**Written exercise**
Scan the data for "body" and copy the lines it appears in.

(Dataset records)
»»

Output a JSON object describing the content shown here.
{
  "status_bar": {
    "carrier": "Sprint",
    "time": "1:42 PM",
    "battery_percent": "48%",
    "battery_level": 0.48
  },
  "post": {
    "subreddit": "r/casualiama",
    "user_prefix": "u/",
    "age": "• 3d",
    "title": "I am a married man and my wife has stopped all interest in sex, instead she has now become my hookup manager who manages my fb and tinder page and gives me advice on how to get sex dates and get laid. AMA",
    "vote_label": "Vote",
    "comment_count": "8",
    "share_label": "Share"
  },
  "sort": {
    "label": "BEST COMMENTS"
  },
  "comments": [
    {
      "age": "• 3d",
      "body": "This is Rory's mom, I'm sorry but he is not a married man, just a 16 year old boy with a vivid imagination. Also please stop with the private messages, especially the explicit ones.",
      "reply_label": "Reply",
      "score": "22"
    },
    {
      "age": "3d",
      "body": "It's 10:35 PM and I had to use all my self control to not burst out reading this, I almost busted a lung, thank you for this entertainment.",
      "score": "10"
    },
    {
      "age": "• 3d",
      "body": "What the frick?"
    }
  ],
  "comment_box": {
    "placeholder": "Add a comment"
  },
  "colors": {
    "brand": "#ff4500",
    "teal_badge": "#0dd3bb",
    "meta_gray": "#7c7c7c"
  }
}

««

**Right answer**
      "body": "This is Rory's mom, I'm sorry but he is not a married man, just a 16 year old boy with a vivid imagination. Also please stop with the private messages, especially the explicit ones.",
      "body": "It's 10:35 PM and I had to use all my self control to not burst out reading this, I almost busted a lung, thank you for this entertainment.",
      "body": "What the frick?"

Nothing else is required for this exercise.